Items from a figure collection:
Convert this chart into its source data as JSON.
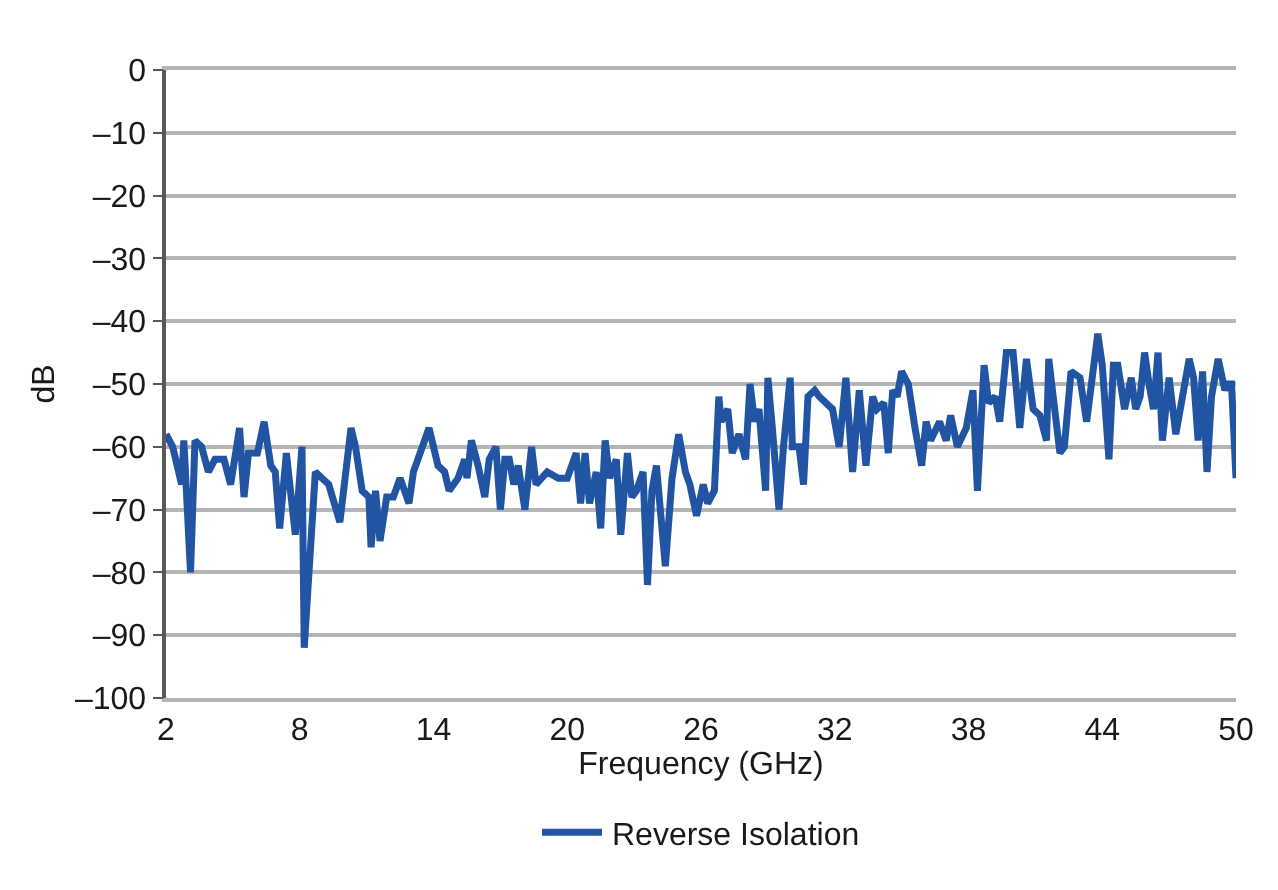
{
  "chart_data": {
    "type": "line",
    "xlabel": "Frequency (GHz)",
    "ylabel": "dB",
    "x": [
      2.0,
      2.3,
      2.7,
      2.8,
      3.1,
      3.3,
      3.6,
      3.9,
      4.2,
      4.6,
      4.9,
      5.3,
      5.5,
      5.7,
      6.1,
      6.4,
      6.7,
      6.9,
      7.1,
      7.4,
      7.8,
      8.1,
      8.2,
      8.7,
      9.0,
      9.3,
      9.8,
      10.3,
      10.5,
      10.8,
      11.1,
      11.2,
      11.4,
      11.6,
      11.9,
      12.2,
      12.5,
      12.9,
      13.1,
      13.8,
      14.2,
      14.5,
      14.7,
      15.1,
      15.4,
      15.5,
      15.7,
      16.0,
      16.3,
      16.5,
      16.8,
      17.0,
      17.2,
      17.4,
      17.6,
      17.8,
      18.1,
      18.4,
      18.6,
      19.1,
      19.6,
      20.0,
      20.4,
      20.6,
      20.8,
      21.0,
      21.3,
      21.5,
      21.7,
      21.9,
      22.2,
      22.4,
      22.7,
      22.9,
      23.1,
      23.4,
      23.6,
      23.8,
      24.0,
      24.4,
      24.7,
      25.0,
      25.3,
      25.5,
      25.8,
      26.1,
      26.3,
      26.6,
      26.8,
      26.9,
      27.2,
      27.4,
      27.7,
      28.0,
      28.2,
      28.4,
      28.6,
      28.9,
      29.0,
      29.2,
      29.5,
      29.7,
      30.0,
      30.1,
      30.4,
      30.6,
      30.8,
      31.1,
      31.3,
      31.9,
      32.2,
      32.5,
      32.8,
      33.1,
      33.4,
      33.7,
      33.9,
      34.2,
      34.4,
      34.6,
      34.8,
      35.0,
      35.3,
      35.6,
      35.9,
      36.1,
      36.3,
      36.7,
      37.0,
      37.2,
      37.5,
      37.9,
      38.2,
      38.4,
      38.7,
      38.9,
      39.2,
      39.4,
      39.7,
      40.0,
      40.3,
      40.6,
      40.9,
      41.2,
      41.5,
      41.6,
      41.8,
      42.1,
      42.3,
      42.6,
      43.0,
      43.3,
      43.8,
      44.0,
      44.3,
      44.5,
      44.7,
      45.0,
      45.3,
      45.5,
      45.7,
      45.9,
      46.1,
      46.3,
      46.5,
      46.7,
      47.0,
      47.3,
      47.5,
      47.9,
      48.1,
      48.3,
      48.5,
      48.7,
      48.9,
      49.2,
      49.5,
      49.6,
      49.8,
      50.0
    ],
    "series": [
      {
        "name": "Reverse Isolation",
        "color": "#2155a4",
        "values": [
          -58,
          -60,
          -66,
          -59,
          -80,
          -59,
          -60,
          -64,
          -62,
          -62,
          -66,
          -57,
          -68,
          -61,
          -61,
          -56,
          -63,
          -64,
          -73,
          -61,
          -74,
          -60,
          -92,
          -64,
          -65,
          -66,
          -72,
          -57,
          -60,
          -67,
          -68,
          -76,
          -67,
          -75,
          -68,
          -68,
          -65,
          -69,
          -64,
          -57,
          -63,
          -64,
          -67,
          -65,
          -62,
          -65,
          -59,
          -63,
          -68,
          -62,
          -60,
          -70,
          -62,
          -62,
          -66,
          -63,
          -70,
          -60,
          -66,
          -64,
          -65,
          -65,
          -61,
          -69,
          -61,
          -69,
          -64,
          -73,
          -59,
          -65,
          -62,
          -74,
          -61,
          -68,
          -67,
          -64,
          -82,
          -67,
          -63,
          -79,
          -65,
          -58,
          -64,
          -66,
          -71,
          -66,
          -69,
          -67,
          -52,
          -56,
          -54,
          -61,
          -58,
          -62,
          -50,
          -56,
          -54,
          -67,
          -49,
          -57,
          -70,
          -60,
          -49,
          -60,
          -60,
          -66,
          -52,
          -51,
          -52,
          -54,
          -60,
          -49,
          -64,
          -51,
          -63,
          -52,
          -54,
          -53,
          -61,
          -51,
          -52,
          -48,
          -50,
          -57,
          -63,
          -56,
          -59,
          -56,
          -59,
          -55,
          -60,
          -57,
          -51,
          -67,
          -47,
          -53,
          -52,
          -56,
          -45,
          -45,
          -57,
          -46,
          -54,
          -55,
          -59,
          -46,
          -52,
          -61,
          -60,
          -48,
          -49,
          -56,
          -42,
          -47,
          -62,
          -47,
          -47,
          -54,
          -49,
          -54,
          -52,
          -45,
          -50,
          -54,
          -45,
          -59,
          -49,
          -58,
          -54,
          -46,
          -49,
          -59,
          -48,
          -64,
          -52,
          -46,
          -51,
          -50,
          -50,
          -65
        ]
      }
    ],
    "xlim": [
      2,
      50
    ],
    "xticks": [
      2,
      8,
      14,
      20,
      26,
      32,
      38,
      44,
      50
    ],
    "ylim": [
      -100,
      0
    ],
    "yticks": [
      0,
      {
        "value": -10,
        "label": "–10"
      },
      {
        "value": -20,
        "label": "–20"
      },
      {
        "value": -30,
        "label": "–30"
      },
      {
        "value": -40,
        "label": "–40"
      },
      {
        "value": -50,
        "label": "–50"
      },
      {
        "value": -60,
        "label": "–60"
      },
      {
        "value": -70,
        "label": "–70"
      },
      {
        "value": -80,
        "label": "–80"
      },
      {
        "value": -90,
        "label": "–90"
      },
      {
        "value": -100,
        "label": "–100"
      }
    ],
    "grid": "y",
    "legend": "bottom",
    "line_style": "solid"
  }
}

■ **Short problem**:
Nothing in the entries should change as you copy them, except that the pictures are left out.

■ **Correct output**:
Convert this chart into its source data as JSON.
{
  "chart_data": {
    "type": "line",
    "xlabel": "Frequency (GHz)",
    "ylabel": "dB",
    "x": [
      2.0,
      2.3,
      2.7,
      2.8,
      3.1,
      3.3,
      3.6,
      3.9,
      4.2,
      4.6,
      4.9,
      5.3,
      5.5,
      5.7,
      6.1,
      6.4,
      6.7,
      6.9,
      7.1,
      7.4,
      7.8,
      8.1,
      8.2,
      8.7,
      9.0,
      9.3,
      9.8,
      10.3,
      10.5,
      10.8,
      11.1,
      11.2,
      11.4,
      11.6,
      11.9,
      12.2,
      12.5,
      12.9,
      13.1,
      13.8,
      14.2,
      14.5,
      14.7,
      15.1,
      15.4,
      15.5,
      15.7,
      16.0,
      16.3,
      16.5,
      16.8,
      17.0,
      17.2,
      17.4,
      17.6,
      17.8,
      18.1,
      18.4,
      18.6,
      19.1,
      19.6,
      20.0,
      20.4,
      20.6,
      20.8,
      21.0,
      21.3,
      21.5,
      21.7,
      21.9,
      22.2,
      22.4,
      22.7,
      22.9,
      23.1,
      23.4,
      23.6,
      23.8,
      24.0,
      24.4,
      24.7,
      25.0,
      25.3,
      25.5,
      25.8,
      26.1,
      26.3,
      26.6,
      26.8,
      26.9,
      27.2,
      27.4,
      27.7,
      28.0,
      28.2,
      28.4,
      28.6,
      28.9,
      29.0,
      29.2,
      29.5,
      29.7,
      30.0,
      30.1,
      30.4,
      30.6,
      30.8,
      31.1,
      31.3,
      31.9,
      32.2,
      32.5,
      32.8,
      33.1,
      33.4,
      33.7,
      33.9,
      34.2,
      34.4,
      34.6,
      34.8,
      35.0,
      35.3,
      35.6,
      35.9,
      36.1,
      36.3,
      36.7,
      37.0,
      37.2,
      37.5,
      37.9,
      38.2,
      38.4,
      38.7,
      38.9,
      39.2,
      39.4,
      39.7,
      40.0,
      40.3,
      40.6,
      40.9,
      41.2,
      41.5,
      41.6,
      41.8,
      42.1,
      42.3,
      42.6,
      43.0,
      43.3,
      43.8,
      44.0,
      44.3,
      44.5,
      44.7,
      45.0,
      45.3,
      45.5,
      45.7,
      45.9,
      46.1,
      46.3,
      46.5,
      46.7,
      47.0,
      47.3,
      47.5,
      47.9,
      48.1,
      48.3,
      48.5,
      48.7,
      48.9,
      49.2,
      49.5,
      49.6,
      49.8,
      50.0
    ],
    "series": [
      {
        "name": "Reverse Isolation",
        "color": "#2155a4",
        "values": [
          -58,
          -60,
          -66,
          -59,
          -80,
          -59,
          -60,
          -64,
          -62,
          -62,
          -66,
          -57,
          -68,
          -61,
          -61,
          -56,
          -63,
          -64,
          -73,
          -61,
          -74,
          -60,
          -92,
          -64,
          -65,
          -66,
          -72,
          -57,
          -60,
          -67,
          -68,
          -76,
          -67,
          -75,
          -68,
          -68,
          -65,
          -69,
          -64,
          -57,
          -63,
          -64,
          -67,
          -65,
          -62,
          -65,
          -59,
          -63,
          -68,
          -62,
          -60,
          -70,
          -62,
          -62,
          -66,
          -63,
          -70,
          -60,
          -66,
          -64,
          -65,
          -65,
          -61,
          -69,
          -61,
          -69,
          -64,
          -73,
          -59,
          -65,
          -62,
          -74,
          -61,
          -68,
          -67,
          -64,
          -82,
          -67,
          -63,
          -79,
          -65,
          -58,
          -64,
          -66,
          -71,
          -66,
          -69,
          -67,
          -52,
          -56,
          -54,
          -61,
          -58,
          -62,
          -50,
          -56,
          -54,
          -67,
          -49,
          -57,
          -70,
          -60,
          -49,
          -60,
          -60,
          -66,
          -52,
          -51,
          -52,
          -54,
          -60,
          -49,
          -64,
          -51,
          -63,
          -52,
          -54,
          -53,
          -61,
          -51,
          -52,
          -48,
          -50,
          -57,
          -63,
          -56,
          -59,
          -56,
          -59,
          -55,
          -60,
          -57,
          -51,
          -67,
          -47,
          -53,
          -52,
          -56,
          -45,
          -45,
          -57,
          -46,
          -54,
          -55,
          -59,
          -46,
          -52,
          -61,
          -60,
          -48,
          -49,
          -56,
          -42,
          -47,
          -62,
          -47,
          -47,
          -54,
          -49,
          -54,
          -52,
          -45,
          -50,
          -54,
          -45,
          -59,
          -49,
          -58,
          -54,
          -46,
          -49,
          -59,
          -48,
          -64,
          -52,
          -46,
          -51,
          -50,
          -50,
          -65
        ]
      }
    ],
    "xlim": [
      2,
      50
    ],
    "xticks": [
      2,
      8,
      14,
      20,
      26,
      32,
      38,
      44,
      50
    ],
    "ylim": [
      -100,
      0
    ],
    "yticks": [
      0,
      {
        "value": -10,
        "label": "–10"
      },
      {
        "value": -20,
        "label": "–20"
      },
      {
        "value": -30,
        "label": "–30"
      },
      {
        "value": -40,
        "label": "–40"
      },
      {
        "value": -50,
        "label": "–50"
      },
      {
        "value": -60,
        "label": "–60"
      },
      {
        "value": -70,
        "label": "–70"
      },
      {
        "value": -80,
        "label": "–80"
      },
      {
        "value": -90,
        "label": "–90"
      },
      {
        "value": -100,
        "label": "–100"
      }
    ],
    "grid": "y",
    "legend": "bottom",
    "line_style": "solid"
  }
}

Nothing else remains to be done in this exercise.